Set down every record below exactly as it stands, with the pictures omitted.

[Figure collection entries]

§

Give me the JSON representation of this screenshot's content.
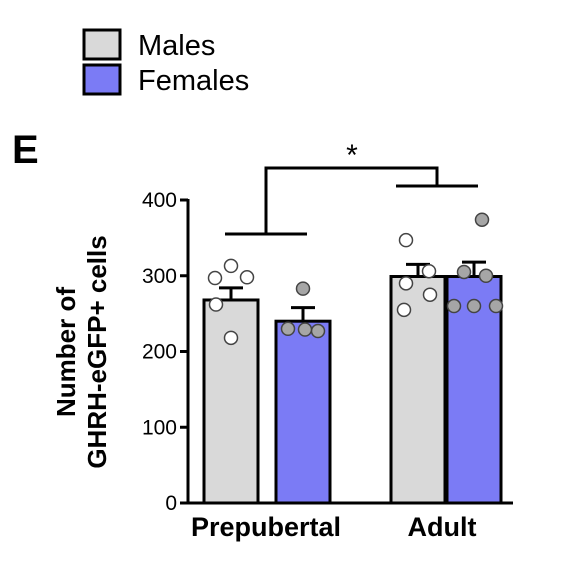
{
  "panel_label": "E",
  "colors": {
    "Males": "#d9d9d9",
    "Females": "#7b7bf5",
    "Males_point": "#ffffff",
    "Females_point": "#a6a6a6"
  },
  "chart_data": {
    "type": "bar",
    "title": "",
    "ylabel_lines": [
      "Number of",
      "GHRH-eGFP+ cells"
    ],
    "xlabel": "",
    "categories": [
      "Prepubertal",
      "Adult"
    ],
    "ylim": [
      0,
      400
    ],
    "yticks": [
      0,
      100,
      200,
      300,
      400
    ],
    "grid": false,
    "legend_position": "top-left",
    "series": [
      {
        "name": "Males",
        "values": [
          268,
          299
        ],
        "sem": [
          16,
          16
        ],
        "points": [
          [
            313,
            297,
            298,
            262,
            218
          ],
          [
            347,
            306,
            290,
            275,
            255
          ]
        ]
      },
      {
        "name": "Females",
        "values": [
          240,
          299
        ],
        "sem": [
          18,
          19
        ],
        "points": [
          [
            283,
            230,
            227,
            229
          ],
          [
            374,
            305,
            300,
            260,
            260,
            260
          ]
        ]
      }
    ],
    "significance": {
      "label": "*",
      "between": [
        "Prepubertal",
        "Adult"
      ]
    }
  }
}
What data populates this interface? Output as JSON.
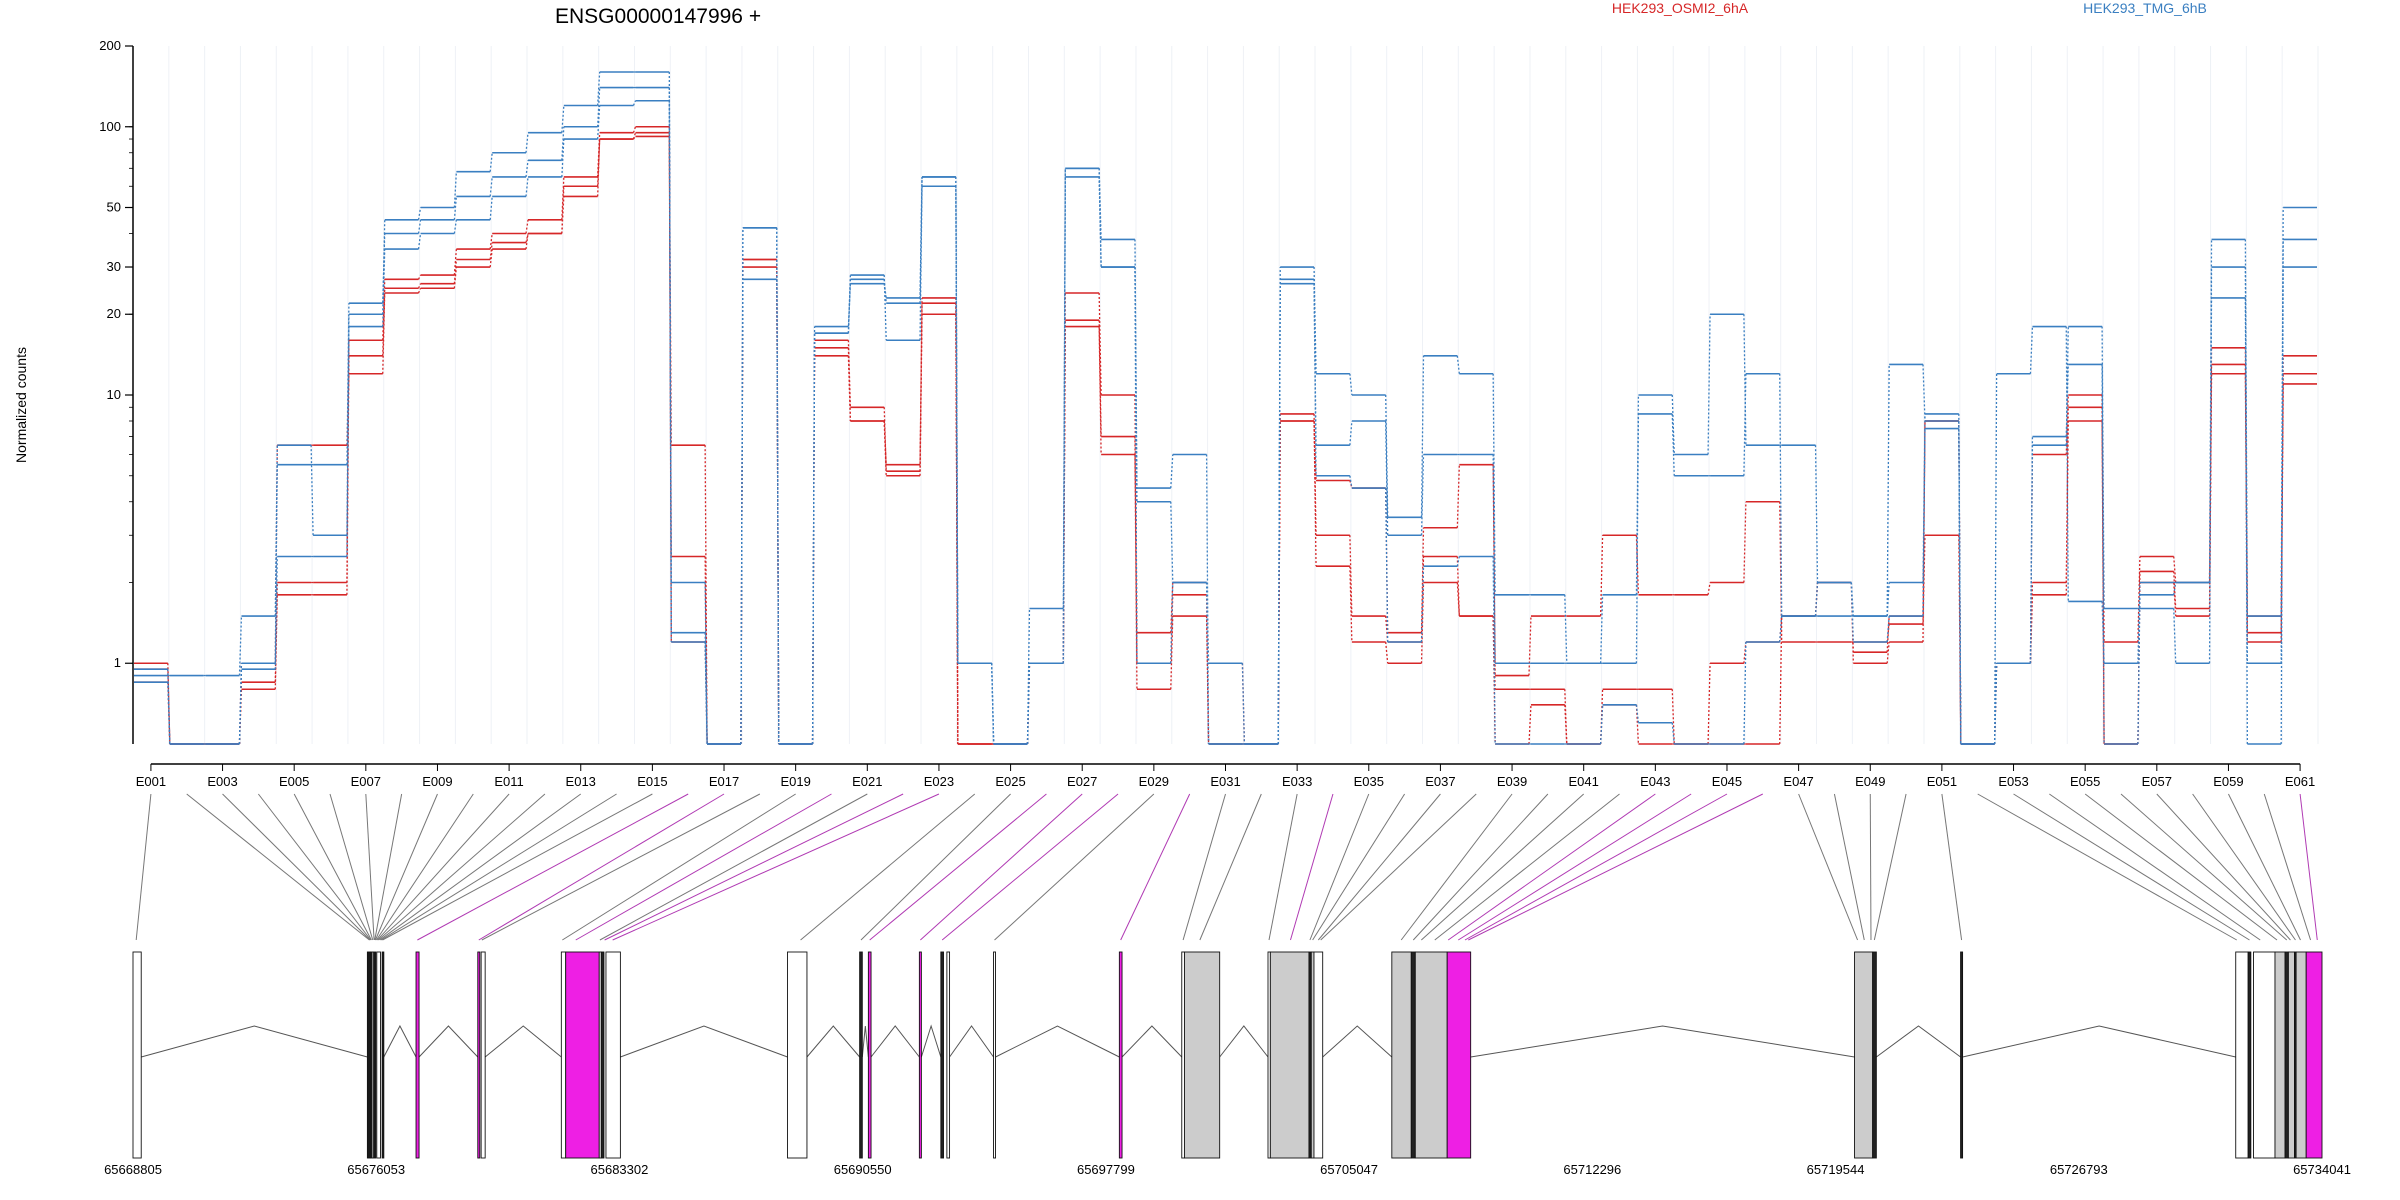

§

RESULT:
Give me the JSON representation of this screenshot's content.
{
  "panel_label": "E",
  "colors": {
    "Males": "#d9d9d9",
    "Females": "#7b7bf5",
    "Males_point": "#ffffff",
    "Females_point": "#a6a6a6"
  },
  "chart_data": {
    "type": "bar",
    "title": "",
    "ylabel_lines": [
      "Number of",
      "GHRH-eGFP+ cells"
    ],
    "xlabel": "",
    "categories": [
      "Prepubertal",
      "Adult"
    ],
    "ylim": [
      0,
      400
    ],
    "yticks": [
      0,
      100,
      200,
      300,
      400
    ],
    "grid": false,
    "legend_position": "top-left",
    "series": [
      {
        "name": "Males",
        "values": [
          268,
          299
        ],
        "sem": [
          16,
          16
        ],
        "points": [
          [
            313,
            297,
            298,
            262,
            218
          ],
          [
            347,
            306,
            290,
            275,
            255
          ]
        ]
      },
      {
        "name": "Females",
        "values": [
          240,
          299
        ],
        "sem": [
          18,
          19
        ],
        "points": [
          [
            283,
            230,
            227,
            229
          ],
          [
            374,
            305,
            300,
            260,
            260,
            260
          ]
        ]
      }
    ],
    "significance": {
      "label": "*",
      "between": [
        "Prepubertal",
        "Adult"
      ]
    }
  }
}
What data populates this interface? Output as JSON.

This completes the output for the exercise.